> [EXERCISE AIM] Return each line of the records holding the string "Design".

Recorded data:
——
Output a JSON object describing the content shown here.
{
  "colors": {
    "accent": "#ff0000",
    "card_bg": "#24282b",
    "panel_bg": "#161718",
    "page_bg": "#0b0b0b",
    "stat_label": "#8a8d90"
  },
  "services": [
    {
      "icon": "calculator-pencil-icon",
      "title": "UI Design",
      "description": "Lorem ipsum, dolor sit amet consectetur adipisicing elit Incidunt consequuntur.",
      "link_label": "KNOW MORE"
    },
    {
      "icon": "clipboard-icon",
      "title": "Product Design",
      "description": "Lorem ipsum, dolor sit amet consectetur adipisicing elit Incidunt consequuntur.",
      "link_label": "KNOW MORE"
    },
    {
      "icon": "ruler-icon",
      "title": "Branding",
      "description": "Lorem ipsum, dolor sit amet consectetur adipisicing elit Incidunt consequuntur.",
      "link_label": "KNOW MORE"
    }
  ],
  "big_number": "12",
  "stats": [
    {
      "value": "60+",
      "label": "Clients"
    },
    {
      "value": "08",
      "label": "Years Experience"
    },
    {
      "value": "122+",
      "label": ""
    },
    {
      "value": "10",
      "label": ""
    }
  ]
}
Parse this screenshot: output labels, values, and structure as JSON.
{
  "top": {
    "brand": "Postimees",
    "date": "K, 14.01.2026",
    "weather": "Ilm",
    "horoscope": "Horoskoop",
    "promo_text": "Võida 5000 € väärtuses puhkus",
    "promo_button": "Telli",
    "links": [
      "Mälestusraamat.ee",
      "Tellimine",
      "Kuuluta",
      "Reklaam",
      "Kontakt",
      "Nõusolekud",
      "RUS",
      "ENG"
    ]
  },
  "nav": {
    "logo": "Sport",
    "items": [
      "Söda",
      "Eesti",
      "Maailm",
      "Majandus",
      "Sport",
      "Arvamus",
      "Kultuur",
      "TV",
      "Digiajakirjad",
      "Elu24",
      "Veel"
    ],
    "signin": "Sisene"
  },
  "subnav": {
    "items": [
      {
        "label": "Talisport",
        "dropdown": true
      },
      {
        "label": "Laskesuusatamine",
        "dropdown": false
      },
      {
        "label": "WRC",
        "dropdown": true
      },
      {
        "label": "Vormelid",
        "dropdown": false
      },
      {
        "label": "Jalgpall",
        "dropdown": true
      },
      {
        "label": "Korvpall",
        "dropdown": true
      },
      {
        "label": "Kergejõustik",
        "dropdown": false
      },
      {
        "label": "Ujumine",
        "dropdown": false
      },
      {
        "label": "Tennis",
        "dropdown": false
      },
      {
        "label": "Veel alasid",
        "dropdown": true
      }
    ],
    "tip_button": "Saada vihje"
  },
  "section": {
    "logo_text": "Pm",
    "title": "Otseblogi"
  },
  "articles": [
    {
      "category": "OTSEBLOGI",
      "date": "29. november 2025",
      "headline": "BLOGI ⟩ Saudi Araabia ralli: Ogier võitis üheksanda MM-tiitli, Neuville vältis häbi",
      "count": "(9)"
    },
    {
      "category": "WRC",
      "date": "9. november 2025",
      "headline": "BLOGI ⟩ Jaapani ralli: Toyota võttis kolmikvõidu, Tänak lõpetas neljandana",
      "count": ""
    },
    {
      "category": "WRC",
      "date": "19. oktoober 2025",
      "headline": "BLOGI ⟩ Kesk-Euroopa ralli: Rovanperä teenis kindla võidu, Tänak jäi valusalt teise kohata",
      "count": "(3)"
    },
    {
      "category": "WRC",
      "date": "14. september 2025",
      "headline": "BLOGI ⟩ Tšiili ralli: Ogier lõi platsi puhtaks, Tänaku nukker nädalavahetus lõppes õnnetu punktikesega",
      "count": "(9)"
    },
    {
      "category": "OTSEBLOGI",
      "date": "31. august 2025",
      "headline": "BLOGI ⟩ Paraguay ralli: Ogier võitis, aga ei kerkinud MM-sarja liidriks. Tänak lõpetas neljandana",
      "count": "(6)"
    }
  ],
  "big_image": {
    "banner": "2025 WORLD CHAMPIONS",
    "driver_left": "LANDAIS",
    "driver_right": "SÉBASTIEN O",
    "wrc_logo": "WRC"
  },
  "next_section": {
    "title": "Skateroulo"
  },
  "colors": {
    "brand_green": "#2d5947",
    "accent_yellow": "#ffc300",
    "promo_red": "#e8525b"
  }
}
——
> [SOLUTION TO THIS TASK]
      "title": "UI Design",
      "title": "Product Design",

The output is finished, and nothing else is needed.